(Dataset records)
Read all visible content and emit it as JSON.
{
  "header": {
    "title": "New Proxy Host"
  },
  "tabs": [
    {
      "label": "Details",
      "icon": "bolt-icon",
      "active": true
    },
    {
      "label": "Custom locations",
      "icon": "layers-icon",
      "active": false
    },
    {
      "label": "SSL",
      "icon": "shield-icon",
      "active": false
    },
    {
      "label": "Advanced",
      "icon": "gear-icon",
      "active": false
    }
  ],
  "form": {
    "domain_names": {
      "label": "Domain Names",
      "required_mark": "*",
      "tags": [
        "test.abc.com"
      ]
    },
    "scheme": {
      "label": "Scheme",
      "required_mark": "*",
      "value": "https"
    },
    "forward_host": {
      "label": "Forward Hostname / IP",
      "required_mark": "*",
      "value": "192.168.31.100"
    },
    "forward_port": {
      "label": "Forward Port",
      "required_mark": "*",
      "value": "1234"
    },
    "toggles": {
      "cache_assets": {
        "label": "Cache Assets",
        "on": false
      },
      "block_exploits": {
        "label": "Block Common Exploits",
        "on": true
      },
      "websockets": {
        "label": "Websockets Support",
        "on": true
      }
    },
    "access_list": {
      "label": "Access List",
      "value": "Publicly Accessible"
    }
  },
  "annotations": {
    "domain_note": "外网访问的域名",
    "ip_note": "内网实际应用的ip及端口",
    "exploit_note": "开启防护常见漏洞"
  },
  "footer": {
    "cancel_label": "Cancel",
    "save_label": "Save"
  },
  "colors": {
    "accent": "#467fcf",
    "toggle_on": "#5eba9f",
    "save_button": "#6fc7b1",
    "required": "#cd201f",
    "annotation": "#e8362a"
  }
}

- **To do**:
Extract all of the data above and output it character for character.

- **Solution to this problem**:
Read all visible content and emit it as JSON.
{
  "header": {
    "title": "New Proxy Host"
  },
  "tabs": [
    {
      "label": "Details",
      "icon": "bolt-icon",
      "active": true
    },
    {
      "label": "Custom locations",
      "icon": "layers-icon",
      "active": false
    },
    {
      "label": "SSL",
      "icon": "shield-icon",
      "active": false
    },
    {
      "label": "Advanced",
      "icon": "gear-icon",
      "active": false
    }
  ],
  "form": {
    "domain_names": {
      "label": "Domain Names",
      "required_mark": "*",
      "tags": [
        "test.abc.com"
      ]
    },
    "scheme": {
      "label": "Scheme",
      "required_mark": "*",
      "value": "https"
    },
    "forward_host": {
      "label": "Forward Hostname / IP",
      "required_mark": "*",
      "value": "192.168.31.100"
    },
    "forward_port": {
      "label": "Forward Port",
      "required_mark": "*",
      "value": "1234"
    },
    "toggles": {
      "cache_assets": {
        "label": "Cache Assets",
        "on": false
      },
      "block_exploits": {
        "label": "Block Common Exploits",
        "on": true
      },
      "websockets": {
        "label": "Websockets Support",
        "on": true
      }
    },
    "access_list": {
      "label": "Access List",
      "value": "Publicly Accessible"
    }
  },
  "annotations": {
    "domain_note": "外网访问的域名",
    "ip_note": "内网实际应用的ip及端口",
    "exploit_note": "开启防护常见漏洞"
  },
  "footer": {
    "cancel_label": "Cancel",
    "save_label": "Save"
  },
  "colors": {
    "accent": "#467fcf",
    "toggle_on": "#5eba9f",
    "save_button": "#6fc7b1",
    "required": "#cd201f",
    "annotation": "#e8362a"
  }
}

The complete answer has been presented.